- [GIVEN TEXT]:
FIG. 3 shows diagrammatically another embodiment of the present invention. The components which are the same as those shown in FIG. 2 are identified by like numerals. In this embodiment, a coating resin composition applied is first cured in the resin curing unit 6 and thereafter heated in the heater 5 to have the heat expansible microspheres expanded and form a resin coating. The microspheres may be expanded after curing without any problem as long as a base resin is selected that withstands satisfactorily the elongation strain that will develop during the expansion of the microspheres.
As described above, the order of curing and heating the applied resin composition is not critical in the present invention. The heating temperature is within the range of 100°-200° C.
EXAMPLE 1
An insulated electric wire was produced by the process of the present invention according to the scheme shown in FIG. 2. Heat expansible microspheres (volume expansion coefficient of 40 times) made of a polyvinylidene chloride resin (average particle size, 10 μm; shell thickness, 1-2 μm) that had isobutane gas foaming agent confined therein and smaller microspheres (average particle size, 8 μm) of the same resin which also had isobutane gas confined therein were incorporated in respective amounts of 15 vol % in a silicone acrylate based ultraviolet curable resin (dielectric constant, 3.10) having a viscosity of 700 cPs, and the microspheres were dispersed by stirring to prepare a coating resin composition having a viscosity of 5,000 cPs. This resin composition was coated around a silver plated copper wire (o.d. 200 μm) in a thickness of 50 μm by means of a pressure die applicator. Then, the wire was heated at ca. 150° C. in a heater equipped with an infrared lamp. Thereafter, the applied resin composition was cured in an ir-uv irradiation unit equipped with a mercury lamp so as to produce an insulated electric wire having a coating thickness of 150 μm and an outside diameter of 500 μm. The porosity of the coating layer on the insulated electric wire as measured by the density method was found to be 90%, and its dielectric constant as measured was found to be 1.20. The cross sectional structure of the coating layer having a low dielectric constant is a structure in which the expanded microspheres are integrally bonded with each other by an ultraviolet irradiation curing method in the condition of real spheres, and voids are also formed between the microspheres.
EXAMPLE 2
An insulated electric wire was produced by the process of the present invention according to the scheme shown in FIG. 3. Heat expansible microspheres (volume expansion coefficient of 40 times) made of a polyvinylidene chloride resin that had isobutane gas foaming agent confined therein and which had an average particle size of 10 μm and a shell thickness of 1-2 μm were incorporated in an amount of 30 vol % in a silicone acrylate based ultraviolet curable resin (dielectric constant, 3.10) having a viscosity of 700 cPs, and the microspheres were dispersed by stirring to prepare a coating resin composition having a viscosity of 5,000 cPs. As in Example 1, this resin composition was coated around a silver plated copper wire (o.d. 200 μm) in a thickness of 50 μm by means of a pressure die applicator. Then, the applied resin composition was exposed to ultraviolet radiation in an ultraviolet irradiation unit equipped with a heat-of-radiation blocking mercury lamp, to thereby cure the resin composition to form a coating. The conductor with a resin coating was thereafter heated at ca. 150° C. in a heater equipped with an infrared lamp, to thereby produce an insulated electric wire having a coating thickness of 150 μm and an outside diameter of 500 μm. The porosity of the coating layer on the insulated electric wire as measured by the density method was found to be 86%, and its dielectric constant as measured was found to be 1.24. It was observed that the cross sectional structure of the coating layer having a low dielectric constant consists of the expanded microspheres which come into close contact with each other in the form of a honeycomb. It was also found that the surface of the coating layer has the helical uneven formed in the longitudinal direction of the coated insulated electric wire.

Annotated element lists
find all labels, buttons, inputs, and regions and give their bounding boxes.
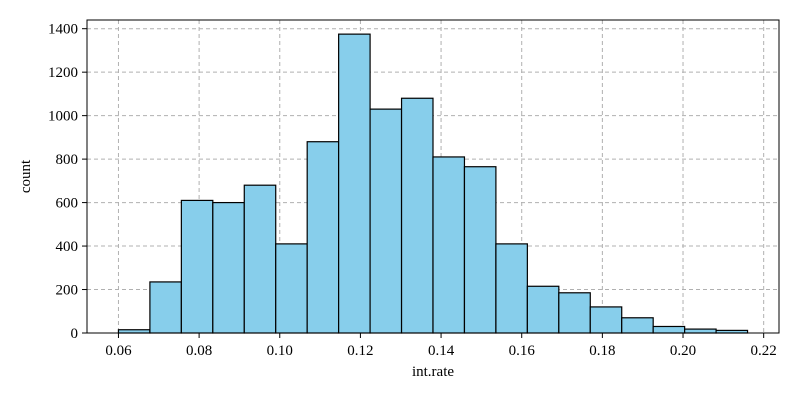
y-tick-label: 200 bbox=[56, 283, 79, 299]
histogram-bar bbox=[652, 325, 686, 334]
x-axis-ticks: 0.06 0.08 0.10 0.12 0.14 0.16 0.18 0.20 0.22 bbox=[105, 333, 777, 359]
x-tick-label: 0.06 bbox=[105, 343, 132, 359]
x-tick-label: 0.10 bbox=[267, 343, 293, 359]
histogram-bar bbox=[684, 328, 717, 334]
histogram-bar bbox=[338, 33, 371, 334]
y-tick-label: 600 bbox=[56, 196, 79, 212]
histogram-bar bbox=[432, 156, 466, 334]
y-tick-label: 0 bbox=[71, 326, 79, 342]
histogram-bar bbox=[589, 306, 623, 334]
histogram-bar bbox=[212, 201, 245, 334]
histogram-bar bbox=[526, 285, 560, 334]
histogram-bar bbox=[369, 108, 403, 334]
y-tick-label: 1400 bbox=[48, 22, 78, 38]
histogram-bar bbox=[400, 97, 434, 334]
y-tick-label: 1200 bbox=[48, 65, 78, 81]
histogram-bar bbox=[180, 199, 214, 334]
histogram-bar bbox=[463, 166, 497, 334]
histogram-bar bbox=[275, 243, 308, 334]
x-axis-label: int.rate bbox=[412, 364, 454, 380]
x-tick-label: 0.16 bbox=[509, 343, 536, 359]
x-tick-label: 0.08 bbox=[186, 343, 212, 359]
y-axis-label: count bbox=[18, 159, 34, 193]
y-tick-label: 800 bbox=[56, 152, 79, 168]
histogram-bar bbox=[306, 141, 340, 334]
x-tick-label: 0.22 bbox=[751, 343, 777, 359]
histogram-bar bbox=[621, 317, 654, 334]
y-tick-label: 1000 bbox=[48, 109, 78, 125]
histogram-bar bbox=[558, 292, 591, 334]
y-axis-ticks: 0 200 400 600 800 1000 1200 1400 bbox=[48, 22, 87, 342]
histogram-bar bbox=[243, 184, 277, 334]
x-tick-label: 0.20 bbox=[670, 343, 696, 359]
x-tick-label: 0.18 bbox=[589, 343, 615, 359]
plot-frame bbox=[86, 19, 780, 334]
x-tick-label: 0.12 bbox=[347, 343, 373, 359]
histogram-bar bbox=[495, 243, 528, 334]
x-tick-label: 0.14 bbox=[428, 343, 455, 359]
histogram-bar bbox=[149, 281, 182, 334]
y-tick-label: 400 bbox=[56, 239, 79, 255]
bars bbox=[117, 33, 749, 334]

- [GIVEN PROBLEM 1]: Rewrite the paragraph of the insulated wire text that begins "FIG. 3 shows diagrammatically" as a shorter passage that keeps its main facts.
- [GIVEN PROBLEM 2]: In the rows, update the lines from the one containing "y-tick-label: 200 bbox=[56, 283, 79, 299]" through the one containing "histogram-bar bbox=[495, 243, 528, 334]" by replacing "histogram-bar" with "column" and leaving everything else unchanged. Return only those lines.

- [TASK RESPONSE 1]: FIG. 3 shows another embodiment of the invention, with components shared with FIG. 2 given like numerals. Here the applied coating resin composition is cured first in the resin curing unit 6 and then heated in the heater 5, which expands the heat expansible microspheres and forms a resin coating. Expanding the microspheres after curing causes no problem if the chosen base resin can withstand the elongation strain that develops during their expansion.

- [TASK RESPONSE 2]:
y-tick-label: 200 bbox=[56, 283, 79, 299]
column bbox=[652, 325, 686, 334]
x-axis-ticks: 0.06 0.08 0.10 0.12 0.14 0.16 0.18 0.20 0.22 bbox=[105, 333, 777, 359]
x-tick-label: 0.06 bbox=[105, 343, 132, 359]
x-tick-label: 0.10 bbox=[267, 343, 293, 359]
column bbox=[684, 328, 717, 334]
column bbox=[338, 33, 371, 334]
y-tick-label: 600 bbox=[56, 196, 79, 212]
column bbox=[432, 156, 466, 334]
y-tick-label: 0 bbox=[71, 326, 79, 342]
column bbox=[589, 306, 623, 334]
column bbox=[212, 201, 245, 334]
column bbox=[526, 285, 560, 334]
column bbox=[369, 108, 403, 334]
y-tick-label: 1400 bbox=[48, 22, 78, 38]
column bbox=[400, 97, 434, 334]
y-tick-label: 1200 bbox=[48, 65, 78, 81]
column bbox=[180, 199, 214, 334]
column bbox=[463, 166, 497, 334]
column bbox=[275, 243, 308, 334]
x-axis-label: int.rate bbox=[412, 364, 454, 380]
x-tick-label: 0.16 bbox=[509, 343, 536, 359]
x-tick-label: 0.08 bbox=[186, 343, 212, 359]
y-axis-label: count bbox=[18, 159, 34, 193]
y-tick-label: 800 bbox=[56, 152, 79, 168]
column bbox=[306, 141, 340, 334]
x-tick-label: 0.22 bbox=[751, 343, 777, 359]
column bbox=[621, 317, 654, 334]
y-tick-label: 1000 bbox=[48, 109, 78, 125]
column bbox=[558, 292, 591, 334]
y-axis-ticks: 0 200 400 600 800 1000 1200 1400 bbox=[48, 22, 87, 342]
column bbox=[243, 184, 277, 334]
x-tick-label: 0.20 bbox=[670, 343, 696, 359]
x-tick-label: 0.18 bbox=[589, 343, 615, 359]
plot-frame bbox=[86, 19, 780, 334]
x-tick-label: 0.12 bbox=[347, 343, 373, 359]
column bbox=[495, 243, 528, 334]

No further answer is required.